| What is being asked |
Find all lines in the listing that include the word "film", then copy them.

| Recorded data |
--

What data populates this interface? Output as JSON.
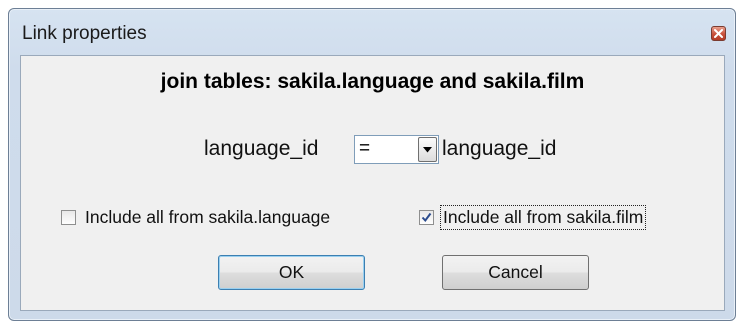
{
  "window": {
    "title": "Link properties",
    "close_icon": "close-icon"
  },
  "dialog": {
    "heading": "join tables: sakila.language and sakila.film",
    "left_field": "language_id",
    "operator": {
      "selected": "=",
      "dropdown_icon": "chevron-down-icon"
    },
    "right_field": "language_id",
    "include_left": {
      "label": "Include all from sakila.language",
      "checked": false
    },
    "include_right": {
      "label": "Include all from sakila.film",
      "checked": true,
      "focused": true
    },
    "ok_label": "OK",
    "cancel_label": "Cancel"
  },
  "colors": {
    "frame": "#cfdcec",
    "close_button": "#c9503a",
    "check_mark": "#2a4b8d",
    "default_button_border": "#3c7fb1"
  }
}
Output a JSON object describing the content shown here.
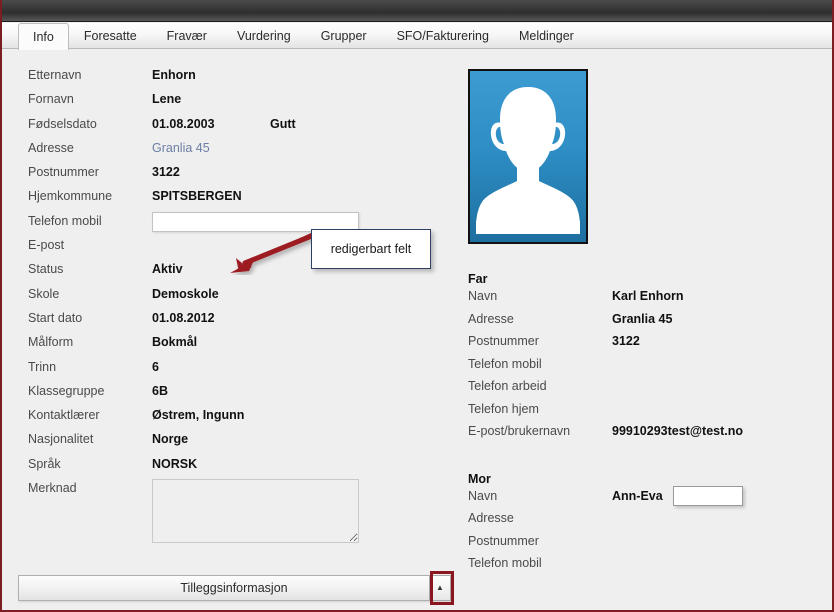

--

| Task response |
    "heading": "join tables: sakila.language and sakila.film",
      "label": "Include all from sakila.film",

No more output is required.